(Description of the task): Go through the data below. List every line that holds the word "JSON".

(Record excerpts):
--------------------------------------------------

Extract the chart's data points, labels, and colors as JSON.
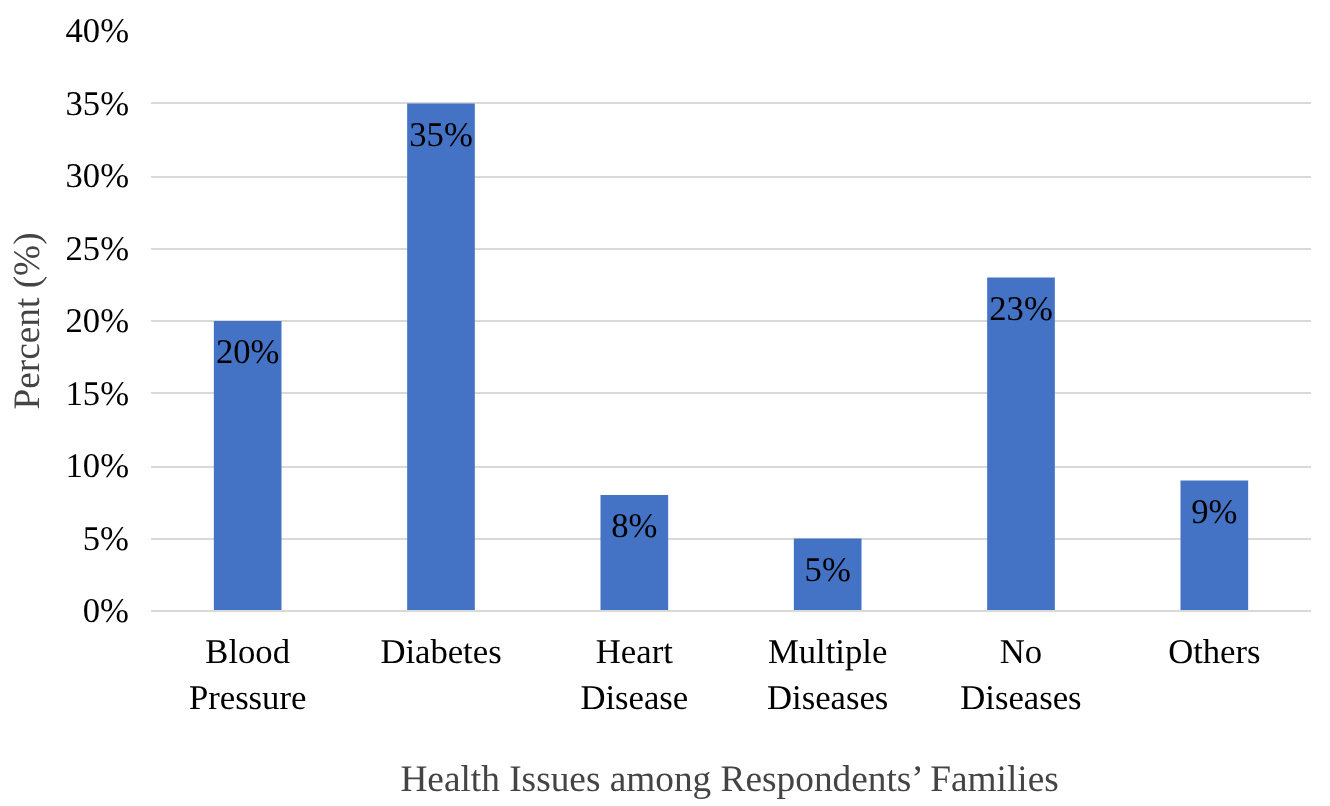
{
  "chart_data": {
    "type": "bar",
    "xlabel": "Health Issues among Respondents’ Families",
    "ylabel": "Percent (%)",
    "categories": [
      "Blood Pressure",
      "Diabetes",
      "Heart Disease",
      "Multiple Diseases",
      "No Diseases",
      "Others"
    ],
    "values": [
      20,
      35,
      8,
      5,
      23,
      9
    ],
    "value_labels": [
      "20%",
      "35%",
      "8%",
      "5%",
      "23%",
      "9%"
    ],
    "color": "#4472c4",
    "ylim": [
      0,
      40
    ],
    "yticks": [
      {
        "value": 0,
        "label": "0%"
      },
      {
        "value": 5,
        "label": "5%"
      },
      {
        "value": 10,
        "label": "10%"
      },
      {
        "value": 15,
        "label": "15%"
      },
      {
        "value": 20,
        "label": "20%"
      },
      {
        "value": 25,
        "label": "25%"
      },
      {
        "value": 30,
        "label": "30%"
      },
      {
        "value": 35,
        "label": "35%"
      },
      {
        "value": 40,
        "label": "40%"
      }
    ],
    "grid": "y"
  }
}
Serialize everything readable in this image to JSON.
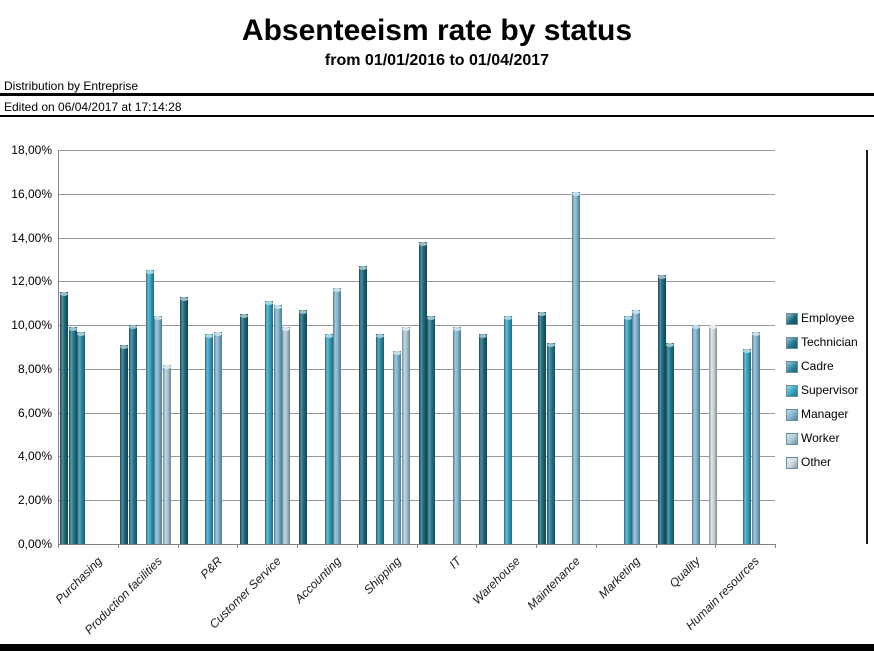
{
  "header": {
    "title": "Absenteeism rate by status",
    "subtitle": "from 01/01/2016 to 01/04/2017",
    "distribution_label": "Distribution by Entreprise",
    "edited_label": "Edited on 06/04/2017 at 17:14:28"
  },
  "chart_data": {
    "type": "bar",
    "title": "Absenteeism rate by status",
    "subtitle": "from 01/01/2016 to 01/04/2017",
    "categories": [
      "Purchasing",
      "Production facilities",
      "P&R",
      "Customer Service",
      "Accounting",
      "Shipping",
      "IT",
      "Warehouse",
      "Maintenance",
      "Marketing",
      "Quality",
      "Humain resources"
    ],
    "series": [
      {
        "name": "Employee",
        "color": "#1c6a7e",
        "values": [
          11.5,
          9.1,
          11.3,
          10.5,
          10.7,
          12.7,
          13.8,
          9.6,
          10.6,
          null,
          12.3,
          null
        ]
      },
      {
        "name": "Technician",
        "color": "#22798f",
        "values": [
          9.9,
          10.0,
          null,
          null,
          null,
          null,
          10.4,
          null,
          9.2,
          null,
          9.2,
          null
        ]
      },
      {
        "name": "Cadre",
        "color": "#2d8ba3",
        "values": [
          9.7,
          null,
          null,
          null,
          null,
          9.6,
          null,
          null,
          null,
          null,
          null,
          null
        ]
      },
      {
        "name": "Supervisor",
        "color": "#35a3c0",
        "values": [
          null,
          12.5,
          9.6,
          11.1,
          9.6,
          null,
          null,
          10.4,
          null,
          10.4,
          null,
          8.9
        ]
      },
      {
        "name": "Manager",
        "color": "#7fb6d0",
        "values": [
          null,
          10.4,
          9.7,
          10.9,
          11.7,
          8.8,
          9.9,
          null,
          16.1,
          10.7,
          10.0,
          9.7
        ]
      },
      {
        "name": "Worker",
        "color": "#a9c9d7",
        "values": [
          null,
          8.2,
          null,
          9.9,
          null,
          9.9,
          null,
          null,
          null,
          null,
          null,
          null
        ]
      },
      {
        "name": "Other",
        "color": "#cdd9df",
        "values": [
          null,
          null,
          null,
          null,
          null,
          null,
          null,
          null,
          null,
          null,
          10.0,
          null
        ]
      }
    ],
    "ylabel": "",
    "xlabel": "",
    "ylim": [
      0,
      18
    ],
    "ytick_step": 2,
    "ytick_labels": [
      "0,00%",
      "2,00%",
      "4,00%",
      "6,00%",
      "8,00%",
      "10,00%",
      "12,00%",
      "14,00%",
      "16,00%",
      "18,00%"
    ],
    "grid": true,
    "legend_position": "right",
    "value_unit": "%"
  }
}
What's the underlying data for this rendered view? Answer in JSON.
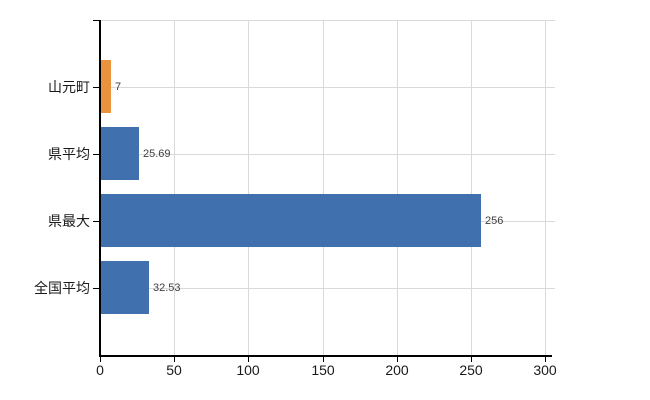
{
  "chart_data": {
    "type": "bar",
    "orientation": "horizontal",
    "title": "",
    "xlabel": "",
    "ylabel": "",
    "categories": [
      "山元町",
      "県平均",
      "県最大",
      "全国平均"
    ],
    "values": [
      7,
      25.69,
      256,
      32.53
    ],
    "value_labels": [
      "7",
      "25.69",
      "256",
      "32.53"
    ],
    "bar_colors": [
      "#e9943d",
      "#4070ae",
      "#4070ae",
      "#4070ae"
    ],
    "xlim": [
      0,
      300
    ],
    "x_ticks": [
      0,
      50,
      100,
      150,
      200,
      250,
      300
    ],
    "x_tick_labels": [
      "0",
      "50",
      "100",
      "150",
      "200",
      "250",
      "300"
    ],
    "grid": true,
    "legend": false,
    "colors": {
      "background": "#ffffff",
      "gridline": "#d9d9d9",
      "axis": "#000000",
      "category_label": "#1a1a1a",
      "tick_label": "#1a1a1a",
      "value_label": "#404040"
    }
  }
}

--------------------------------------------------

(Correct result):
Extract the chart's data points, labels, and colors as JSON.
Serialize everything readable in this image to JSON.
What's the underlying data for this rendered view? Answer in JSON.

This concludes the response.